Теперь я вижу, что жизнь моя прошла в беспрерывном споре со всё определяющими идеологами советского времени при чтении их книг и в попытках время от времени открыто оспорить их выводы. В школе я свои сомнения отнес к конспекту главной сталинской книги - «Истории ВКП(б)». В годы моего студенчества всепобеждающим учением были объявлены труды Ленина, и потому я взялся за чтение собрания его сочинений. Читал, в основном, в метро и трамвае, а также между лекциями, и года за полтора одолел все 40 коричневых томов, испещрив их страницы по-ленински пометками, ибо надеялся найти в них все ответы на загадки и изъяны режима, но одновременно росло сомнение в ленинской правоте... Удивительный появляется эффект от сплошного чтения - легко усматриваются противоречия автора, смены мнений, ну и конечно, и полное несоответствие официального облика человечного и демократичного вождя реальному проповеднику массового террора и классовой ненависти (это стало мне понятно тогда, до ознакомления с засекреченными записками времен гражданской войны).
Конечно, был поздний Ленин времен провозглашения длительного НЭПа, курса на постепенную и ненасильтвенную кооперацию, антисталинского завещания съезду... Как раз из этих писем Ленина конструировалась тогда демократическая альтернатива сталинизму. В конечном счете, совокупность поздних ленинских рекомендаций я тоже принял как желательную перспективу развития страны и поддерживал ее до начала перестройки (даже когда простился с марксизмом-ленинизмом).
Потом было долгое чтение множества томов сочинений Маркса-Энгельса и связанное ним расставание с марксизмом. И только в конце 70-х годов чтение самиздатской и иной литературы и конспектирование ее в книге «Советский читатель вырабатывает убеждения» позволило мне как-то устояться в своем «буржуазно-коммунистическом» мировоззрении.
Мои живые собеседники институтской поры - философы Гудожник и Косолапов. Постепенно находились в моем окружении и доброжелательные оппоненты.
На одного из них меня вывел наш преподаватель м.л.философии или научного коммунизма (не помню точно, как тогда называлась эта часть идеологического курса) Гудожник - открытый и доброжелательный к студентам человек. Он пригласил всех желающих участвовать в своем философском кружке. Конечно, я записался одним из первых, но, к сожалению, кружок оказался недолговечным, потому что Гудожнику было интересно только обсуждение своих естественно-научных тем, острые же дискуссии как-то с ним не разгорались... Так загасла тема «Будут ли созданы машины, умнее человека?», которая именно в те годы оправдания кибернетики, снятия с нее клейма лженауки начала входить в умы молодого поколения, чтобы остаться в них информатикой навсегда. Я соединял эту тему с будущей технической базой коммунизма, когда, мол, машины возьмут на себя весь принудительный труд, а людям оставят только труд свободный и творческий. Гудожник отмахнулся от меня простым схоластичным отрицанием: «Быть умнее человека нельзя, тому что это означает стать прежде всего человеком». Довод был сильным, но он просто закрывал тему, в которой было очень много будущих проблем и направлений: «Как учить машину языку? Что такое творчество? Может ли будущее изобилие технических средств избавить людей от необходимости наемного труда и денег? Возможен ли вообще безденежный коммунизм?»

□ □ □

▸ **Задание 1**
Объясните по исходному тексту в одном–трех предложениях, почему философский кружок Гудожника оказался недолговечным.
▸ **Задание 2**
Перепишите строки записей от их начала до строки, содержащей "screw-icon bbox=[138, 398, 162, 432]", включительно, в виде JSON-списка строк, где каждой строке соответствует одна строка списка, а пустые строки пропущены.
Записи никак не связаны с исходным текстом.

□ □ □

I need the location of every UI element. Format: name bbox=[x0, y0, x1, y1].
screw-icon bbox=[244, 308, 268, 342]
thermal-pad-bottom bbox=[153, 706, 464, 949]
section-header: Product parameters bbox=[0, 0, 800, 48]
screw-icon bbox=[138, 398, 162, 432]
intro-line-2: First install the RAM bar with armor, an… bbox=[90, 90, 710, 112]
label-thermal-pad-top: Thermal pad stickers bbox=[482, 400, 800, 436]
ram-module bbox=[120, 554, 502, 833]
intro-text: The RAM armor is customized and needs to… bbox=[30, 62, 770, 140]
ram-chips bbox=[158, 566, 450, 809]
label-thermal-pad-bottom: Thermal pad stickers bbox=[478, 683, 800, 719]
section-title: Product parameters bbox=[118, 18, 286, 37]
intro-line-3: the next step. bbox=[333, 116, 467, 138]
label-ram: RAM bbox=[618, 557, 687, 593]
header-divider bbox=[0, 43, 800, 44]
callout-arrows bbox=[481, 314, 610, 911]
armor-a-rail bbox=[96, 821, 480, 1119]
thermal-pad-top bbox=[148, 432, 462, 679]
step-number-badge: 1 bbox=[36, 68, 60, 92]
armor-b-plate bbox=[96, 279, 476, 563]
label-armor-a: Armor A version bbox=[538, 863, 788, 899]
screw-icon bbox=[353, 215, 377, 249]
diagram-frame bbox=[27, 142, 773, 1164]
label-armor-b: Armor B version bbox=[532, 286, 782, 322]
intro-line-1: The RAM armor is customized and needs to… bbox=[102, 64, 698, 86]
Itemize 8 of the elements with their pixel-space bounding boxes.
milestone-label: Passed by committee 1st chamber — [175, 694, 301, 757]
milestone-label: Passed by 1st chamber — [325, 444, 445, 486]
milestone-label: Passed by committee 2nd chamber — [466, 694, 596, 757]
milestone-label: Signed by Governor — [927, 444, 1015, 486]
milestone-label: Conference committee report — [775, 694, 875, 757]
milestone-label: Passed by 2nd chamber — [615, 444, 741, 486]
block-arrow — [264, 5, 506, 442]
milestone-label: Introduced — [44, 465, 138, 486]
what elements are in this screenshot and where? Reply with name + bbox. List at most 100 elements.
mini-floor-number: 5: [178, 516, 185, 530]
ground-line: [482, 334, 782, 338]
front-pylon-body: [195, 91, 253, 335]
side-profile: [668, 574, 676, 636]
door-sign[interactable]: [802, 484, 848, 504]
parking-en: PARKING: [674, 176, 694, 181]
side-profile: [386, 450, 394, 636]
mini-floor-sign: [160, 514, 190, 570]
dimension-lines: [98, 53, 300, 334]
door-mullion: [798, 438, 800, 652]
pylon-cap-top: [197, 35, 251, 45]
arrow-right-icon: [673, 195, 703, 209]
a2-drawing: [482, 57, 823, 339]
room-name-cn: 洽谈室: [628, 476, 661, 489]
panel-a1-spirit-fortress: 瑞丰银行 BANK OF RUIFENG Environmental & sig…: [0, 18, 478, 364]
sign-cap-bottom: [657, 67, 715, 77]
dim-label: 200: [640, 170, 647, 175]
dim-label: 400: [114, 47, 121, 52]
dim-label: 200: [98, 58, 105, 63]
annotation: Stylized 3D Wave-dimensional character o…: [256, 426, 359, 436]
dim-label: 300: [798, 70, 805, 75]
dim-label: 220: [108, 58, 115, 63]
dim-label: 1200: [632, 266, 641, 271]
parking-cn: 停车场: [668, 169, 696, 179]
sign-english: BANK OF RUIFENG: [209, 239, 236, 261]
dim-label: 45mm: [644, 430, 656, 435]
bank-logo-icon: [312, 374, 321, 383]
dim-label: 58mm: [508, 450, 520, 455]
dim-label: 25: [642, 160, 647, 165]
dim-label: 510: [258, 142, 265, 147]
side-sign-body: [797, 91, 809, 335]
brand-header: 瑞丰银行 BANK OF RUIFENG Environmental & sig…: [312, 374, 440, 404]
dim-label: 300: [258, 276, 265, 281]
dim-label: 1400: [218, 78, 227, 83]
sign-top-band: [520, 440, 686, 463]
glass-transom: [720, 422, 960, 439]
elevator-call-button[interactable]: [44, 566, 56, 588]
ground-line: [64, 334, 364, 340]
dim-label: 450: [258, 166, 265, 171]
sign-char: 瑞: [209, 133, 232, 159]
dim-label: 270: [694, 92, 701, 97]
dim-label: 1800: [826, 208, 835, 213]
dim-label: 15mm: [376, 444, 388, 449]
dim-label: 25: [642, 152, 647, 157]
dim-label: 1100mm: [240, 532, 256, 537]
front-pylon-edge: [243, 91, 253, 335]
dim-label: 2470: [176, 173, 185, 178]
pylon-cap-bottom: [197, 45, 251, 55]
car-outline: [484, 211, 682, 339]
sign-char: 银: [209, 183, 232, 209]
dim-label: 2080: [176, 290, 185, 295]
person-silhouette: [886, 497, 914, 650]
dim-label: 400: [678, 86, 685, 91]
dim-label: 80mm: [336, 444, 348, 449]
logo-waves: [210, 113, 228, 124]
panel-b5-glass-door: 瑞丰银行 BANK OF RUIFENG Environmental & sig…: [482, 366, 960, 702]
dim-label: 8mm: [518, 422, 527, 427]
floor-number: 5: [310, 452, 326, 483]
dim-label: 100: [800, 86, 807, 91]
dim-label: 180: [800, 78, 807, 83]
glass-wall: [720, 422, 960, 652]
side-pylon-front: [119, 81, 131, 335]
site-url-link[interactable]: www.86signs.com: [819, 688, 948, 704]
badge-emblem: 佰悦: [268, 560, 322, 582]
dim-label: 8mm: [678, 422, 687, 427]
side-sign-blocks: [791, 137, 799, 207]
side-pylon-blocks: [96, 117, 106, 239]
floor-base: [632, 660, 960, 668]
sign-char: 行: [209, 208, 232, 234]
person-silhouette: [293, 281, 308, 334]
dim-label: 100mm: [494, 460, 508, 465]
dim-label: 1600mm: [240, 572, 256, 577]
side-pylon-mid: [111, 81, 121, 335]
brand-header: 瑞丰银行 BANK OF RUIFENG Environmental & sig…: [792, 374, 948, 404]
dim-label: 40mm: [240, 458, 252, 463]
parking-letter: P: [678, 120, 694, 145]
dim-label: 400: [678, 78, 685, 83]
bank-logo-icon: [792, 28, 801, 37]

□ □ □

▸ **Решение 1**
Кружок быстро прекратил существование, потому что Гудожника интересовало только обсуждение собственных естественно-научных тем, а острые дискуссии с ним не разгорались.

▸ **Решение 2**
[
  "I need the location of every UI element. Format: name bbox=[x0, y0, x1, y1].",
  "screw-icon bbox=[244, 308, 268, 342]",
  "thermal-pad-bottom bbox=[153, 706, 464, 949]",
  "section-header: Product parameters bbox=[0, 0, 800, 48]",
  "screw-icon bbox=[138, 398, 162, 432]"
]